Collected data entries
——————————

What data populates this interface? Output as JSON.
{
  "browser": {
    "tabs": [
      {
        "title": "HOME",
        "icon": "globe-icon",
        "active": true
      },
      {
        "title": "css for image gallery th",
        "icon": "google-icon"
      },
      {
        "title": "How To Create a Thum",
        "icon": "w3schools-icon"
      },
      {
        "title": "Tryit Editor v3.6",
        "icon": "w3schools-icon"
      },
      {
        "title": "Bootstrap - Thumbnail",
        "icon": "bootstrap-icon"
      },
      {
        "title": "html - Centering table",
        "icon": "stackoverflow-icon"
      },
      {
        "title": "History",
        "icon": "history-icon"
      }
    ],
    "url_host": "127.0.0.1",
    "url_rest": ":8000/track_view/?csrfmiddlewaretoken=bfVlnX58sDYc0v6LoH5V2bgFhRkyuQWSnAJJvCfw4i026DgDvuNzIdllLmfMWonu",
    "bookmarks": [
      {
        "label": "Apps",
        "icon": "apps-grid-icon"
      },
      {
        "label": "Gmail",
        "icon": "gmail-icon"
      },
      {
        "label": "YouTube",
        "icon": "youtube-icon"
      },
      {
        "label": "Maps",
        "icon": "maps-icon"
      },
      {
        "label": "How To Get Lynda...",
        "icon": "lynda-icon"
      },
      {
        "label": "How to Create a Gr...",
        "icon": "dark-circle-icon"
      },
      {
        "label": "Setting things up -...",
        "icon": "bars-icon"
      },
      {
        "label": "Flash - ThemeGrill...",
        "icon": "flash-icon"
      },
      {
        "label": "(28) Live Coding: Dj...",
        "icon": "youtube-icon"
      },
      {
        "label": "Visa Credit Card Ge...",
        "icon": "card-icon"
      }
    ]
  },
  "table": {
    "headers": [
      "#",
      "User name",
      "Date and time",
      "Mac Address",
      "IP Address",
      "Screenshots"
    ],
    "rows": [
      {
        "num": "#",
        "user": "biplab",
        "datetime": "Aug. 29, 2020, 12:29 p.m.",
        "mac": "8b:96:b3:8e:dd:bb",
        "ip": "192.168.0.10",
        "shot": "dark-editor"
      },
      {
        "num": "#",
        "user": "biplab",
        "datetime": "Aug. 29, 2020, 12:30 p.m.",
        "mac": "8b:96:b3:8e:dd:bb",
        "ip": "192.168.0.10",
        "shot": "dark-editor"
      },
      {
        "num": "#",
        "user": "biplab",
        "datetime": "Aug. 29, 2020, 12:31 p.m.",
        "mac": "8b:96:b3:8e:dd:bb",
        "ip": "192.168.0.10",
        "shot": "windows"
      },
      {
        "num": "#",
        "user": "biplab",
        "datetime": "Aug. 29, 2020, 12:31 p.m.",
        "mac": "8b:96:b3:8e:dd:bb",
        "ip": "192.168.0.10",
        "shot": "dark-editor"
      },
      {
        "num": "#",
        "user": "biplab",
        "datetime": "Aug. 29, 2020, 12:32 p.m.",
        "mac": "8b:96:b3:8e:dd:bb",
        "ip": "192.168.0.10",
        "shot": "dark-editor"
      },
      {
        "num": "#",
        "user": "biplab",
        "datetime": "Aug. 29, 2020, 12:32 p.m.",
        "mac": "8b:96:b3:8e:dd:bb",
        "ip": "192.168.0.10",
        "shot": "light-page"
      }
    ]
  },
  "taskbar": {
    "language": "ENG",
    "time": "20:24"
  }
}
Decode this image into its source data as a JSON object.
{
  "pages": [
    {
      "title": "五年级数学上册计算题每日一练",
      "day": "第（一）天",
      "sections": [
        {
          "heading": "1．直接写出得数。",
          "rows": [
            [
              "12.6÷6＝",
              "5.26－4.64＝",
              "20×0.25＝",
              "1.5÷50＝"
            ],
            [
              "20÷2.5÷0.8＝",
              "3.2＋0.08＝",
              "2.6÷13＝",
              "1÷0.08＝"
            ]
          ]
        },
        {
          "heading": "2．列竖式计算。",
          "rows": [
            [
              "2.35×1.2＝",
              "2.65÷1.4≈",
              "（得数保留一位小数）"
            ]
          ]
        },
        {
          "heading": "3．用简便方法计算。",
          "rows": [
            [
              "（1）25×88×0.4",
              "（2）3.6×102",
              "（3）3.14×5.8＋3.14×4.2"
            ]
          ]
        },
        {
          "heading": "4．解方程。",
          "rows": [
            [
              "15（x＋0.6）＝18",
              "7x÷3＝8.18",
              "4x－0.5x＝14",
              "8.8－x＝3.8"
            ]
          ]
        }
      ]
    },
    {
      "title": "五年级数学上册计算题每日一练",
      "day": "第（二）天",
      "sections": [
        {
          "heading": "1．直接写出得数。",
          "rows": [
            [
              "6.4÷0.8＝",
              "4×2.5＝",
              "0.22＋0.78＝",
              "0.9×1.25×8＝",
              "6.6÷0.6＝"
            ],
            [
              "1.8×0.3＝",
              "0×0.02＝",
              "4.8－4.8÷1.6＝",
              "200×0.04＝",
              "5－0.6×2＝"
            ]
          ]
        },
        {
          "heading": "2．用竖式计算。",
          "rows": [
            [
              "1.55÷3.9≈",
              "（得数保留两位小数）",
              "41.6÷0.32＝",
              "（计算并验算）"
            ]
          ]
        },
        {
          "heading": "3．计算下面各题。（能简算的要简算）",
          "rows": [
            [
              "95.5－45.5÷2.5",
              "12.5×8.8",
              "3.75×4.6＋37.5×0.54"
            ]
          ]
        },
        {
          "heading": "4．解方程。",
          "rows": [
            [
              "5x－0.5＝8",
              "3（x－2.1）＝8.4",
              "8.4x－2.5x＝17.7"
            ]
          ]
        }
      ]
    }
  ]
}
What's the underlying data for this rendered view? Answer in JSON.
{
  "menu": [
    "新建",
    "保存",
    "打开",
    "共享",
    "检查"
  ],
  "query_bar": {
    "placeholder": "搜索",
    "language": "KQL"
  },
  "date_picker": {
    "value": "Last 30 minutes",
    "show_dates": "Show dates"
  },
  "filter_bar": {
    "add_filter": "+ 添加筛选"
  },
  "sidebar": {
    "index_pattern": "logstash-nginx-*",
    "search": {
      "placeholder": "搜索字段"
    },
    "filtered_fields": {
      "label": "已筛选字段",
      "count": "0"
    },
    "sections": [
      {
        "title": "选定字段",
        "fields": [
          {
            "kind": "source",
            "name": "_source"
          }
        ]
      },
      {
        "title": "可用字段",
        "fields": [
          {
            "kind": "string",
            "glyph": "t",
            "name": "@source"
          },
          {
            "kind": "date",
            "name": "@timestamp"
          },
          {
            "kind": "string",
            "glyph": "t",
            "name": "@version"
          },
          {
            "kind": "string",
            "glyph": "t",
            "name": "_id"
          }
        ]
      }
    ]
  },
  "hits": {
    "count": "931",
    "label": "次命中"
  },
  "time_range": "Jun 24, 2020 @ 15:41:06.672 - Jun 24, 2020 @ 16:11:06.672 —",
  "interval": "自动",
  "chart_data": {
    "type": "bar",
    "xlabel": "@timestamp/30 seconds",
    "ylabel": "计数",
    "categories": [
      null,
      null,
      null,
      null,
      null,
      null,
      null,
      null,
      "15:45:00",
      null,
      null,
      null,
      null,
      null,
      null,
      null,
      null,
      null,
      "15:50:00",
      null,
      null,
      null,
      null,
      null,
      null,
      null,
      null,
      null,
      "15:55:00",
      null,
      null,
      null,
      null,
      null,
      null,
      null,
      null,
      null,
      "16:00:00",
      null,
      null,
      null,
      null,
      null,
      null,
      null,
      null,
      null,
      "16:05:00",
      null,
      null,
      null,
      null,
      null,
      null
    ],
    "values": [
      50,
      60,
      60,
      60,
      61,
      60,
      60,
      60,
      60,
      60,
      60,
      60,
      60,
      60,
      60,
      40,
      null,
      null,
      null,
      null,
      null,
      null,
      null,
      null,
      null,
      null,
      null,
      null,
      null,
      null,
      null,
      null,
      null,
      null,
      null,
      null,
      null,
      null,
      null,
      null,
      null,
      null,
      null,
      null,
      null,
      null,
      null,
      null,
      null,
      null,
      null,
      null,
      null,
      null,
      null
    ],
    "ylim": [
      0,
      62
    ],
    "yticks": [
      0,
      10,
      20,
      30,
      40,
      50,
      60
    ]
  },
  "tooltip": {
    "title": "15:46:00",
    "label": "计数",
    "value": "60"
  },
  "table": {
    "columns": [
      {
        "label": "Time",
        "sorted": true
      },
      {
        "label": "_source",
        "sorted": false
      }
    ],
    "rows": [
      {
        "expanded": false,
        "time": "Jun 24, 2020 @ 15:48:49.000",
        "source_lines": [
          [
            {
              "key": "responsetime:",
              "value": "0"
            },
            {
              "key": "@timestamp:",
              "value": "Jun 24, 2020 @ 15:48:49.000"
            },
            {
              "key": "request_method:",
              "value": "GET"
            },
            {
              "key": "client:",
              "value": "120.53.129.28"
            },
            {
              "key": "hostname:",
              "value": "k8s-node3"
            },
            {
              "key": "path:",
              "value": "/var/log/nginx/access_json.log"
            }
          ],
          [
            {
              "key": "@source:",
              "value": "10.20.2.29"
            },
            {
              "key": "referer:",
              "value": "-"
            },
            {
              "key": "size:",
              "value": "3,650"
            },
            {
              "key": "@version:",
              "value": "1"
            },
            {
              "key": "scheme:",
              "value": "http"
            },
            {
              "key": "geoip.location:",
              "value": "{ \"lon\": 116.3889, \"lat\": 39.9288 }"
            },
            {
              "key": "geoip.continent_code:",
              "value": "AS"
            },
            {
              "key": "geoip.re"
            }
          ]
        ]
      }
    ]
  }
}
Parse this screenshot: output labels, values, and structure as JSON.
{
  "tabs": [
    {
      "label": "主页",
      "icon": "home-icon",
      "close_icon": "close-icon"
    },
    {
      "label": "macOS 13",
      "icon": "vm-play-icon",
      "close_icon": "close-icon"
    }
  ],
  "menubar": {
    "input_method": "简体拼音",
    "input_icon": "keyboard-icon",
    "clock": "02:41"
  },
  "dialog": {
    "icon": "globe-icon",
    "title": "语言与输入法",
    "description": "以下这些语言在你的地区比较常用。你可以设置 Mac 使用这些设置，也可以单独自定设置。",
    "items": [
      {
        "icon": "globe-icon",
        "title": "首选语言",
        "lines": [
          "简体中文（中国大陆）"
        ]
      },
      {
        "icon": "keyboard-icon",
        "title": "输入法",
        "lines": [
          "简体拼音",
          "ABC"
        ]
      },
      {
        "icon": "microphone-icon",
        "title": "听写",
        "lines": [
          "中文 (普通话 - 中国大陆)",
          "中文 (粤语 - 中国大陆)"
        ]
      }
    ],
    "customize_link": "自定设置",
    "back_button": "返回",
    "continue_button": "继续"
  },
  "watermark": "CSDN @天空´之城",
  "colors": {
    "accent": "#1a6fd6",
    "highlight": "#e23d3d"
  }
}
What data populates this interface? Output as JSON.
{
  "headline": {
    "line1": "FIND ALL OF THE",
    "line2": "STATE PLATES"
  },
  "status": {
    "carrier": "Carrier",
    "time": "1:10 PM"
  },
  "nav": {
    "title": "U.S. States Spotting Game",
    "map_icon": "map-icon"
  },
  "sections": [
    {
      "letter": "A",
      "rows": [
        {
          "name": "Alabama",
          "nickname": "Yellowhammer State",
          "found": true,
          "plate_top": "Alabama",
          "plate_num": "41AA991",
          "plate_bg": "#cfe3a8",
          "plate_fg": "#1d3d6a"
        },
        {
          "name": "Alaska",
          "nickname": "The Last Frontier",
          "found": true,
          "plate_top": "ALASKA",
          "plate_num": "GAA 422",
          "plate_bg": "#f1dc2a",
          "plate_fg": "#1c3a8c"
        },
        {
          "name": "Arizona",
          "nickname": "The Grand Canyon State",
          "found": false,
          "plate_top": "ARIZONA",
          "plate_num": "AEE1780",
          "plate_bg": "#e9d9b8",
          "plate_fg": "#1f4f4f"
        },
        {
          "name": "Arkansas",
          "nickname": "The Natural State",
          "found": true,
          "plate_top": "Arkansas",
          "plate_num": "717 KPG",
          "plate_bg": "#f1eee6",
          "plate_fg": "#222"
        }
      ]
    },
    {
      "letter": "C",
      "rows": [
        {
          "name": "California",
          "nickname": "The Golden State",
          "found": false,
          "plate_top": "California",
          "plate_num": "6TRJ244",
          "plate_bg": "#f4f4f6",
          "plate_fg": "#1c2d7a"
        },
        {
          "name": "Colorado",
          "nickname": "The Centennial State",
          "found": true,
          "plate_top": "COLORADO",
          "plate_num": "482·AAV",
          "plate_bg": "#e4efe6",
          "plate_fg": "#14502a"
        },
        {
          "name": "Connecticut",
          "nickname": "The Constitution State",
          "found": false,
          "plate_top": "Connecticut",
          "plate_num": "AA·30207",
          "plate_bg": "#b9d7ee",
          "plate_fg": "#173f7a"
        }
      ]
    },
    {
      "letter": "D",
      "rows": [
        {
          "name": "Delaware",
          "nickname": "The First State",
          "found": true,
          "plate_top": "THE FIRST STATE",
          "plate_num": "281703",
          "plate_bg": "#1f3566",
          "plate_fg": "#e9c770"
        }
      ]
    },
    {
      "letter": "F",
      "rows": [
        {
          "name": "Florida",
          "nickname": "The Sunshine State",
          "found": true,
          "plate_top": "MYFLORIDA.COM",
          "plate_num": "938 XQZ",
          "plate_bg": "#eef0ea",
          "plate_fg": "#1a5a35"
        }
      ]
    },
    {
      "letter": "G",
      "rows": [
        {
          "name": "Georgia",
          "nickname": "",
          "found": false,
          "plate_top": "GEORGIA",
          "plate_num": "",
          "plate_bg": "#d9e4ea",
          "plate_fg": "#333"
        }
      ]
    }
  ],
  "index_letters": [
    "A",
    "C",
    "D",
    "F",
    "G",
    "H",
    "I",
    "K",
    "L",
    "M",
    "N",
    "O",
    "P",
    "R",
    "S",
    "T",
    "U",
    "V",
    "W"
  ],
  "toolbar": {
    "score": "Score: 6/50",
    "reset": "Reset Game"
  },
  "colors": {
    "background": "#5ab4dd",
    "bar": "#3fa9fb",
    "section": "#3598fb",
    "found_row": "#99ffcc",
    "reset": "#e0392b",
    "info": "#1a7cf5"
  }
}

——————————

• The exercise:
Look through the data above. Find each line with the string "keyboard" and copy it.

• Result of this exercise:
    "input_icon": "keyboard-icon",
        "icon": "keyboard-icon",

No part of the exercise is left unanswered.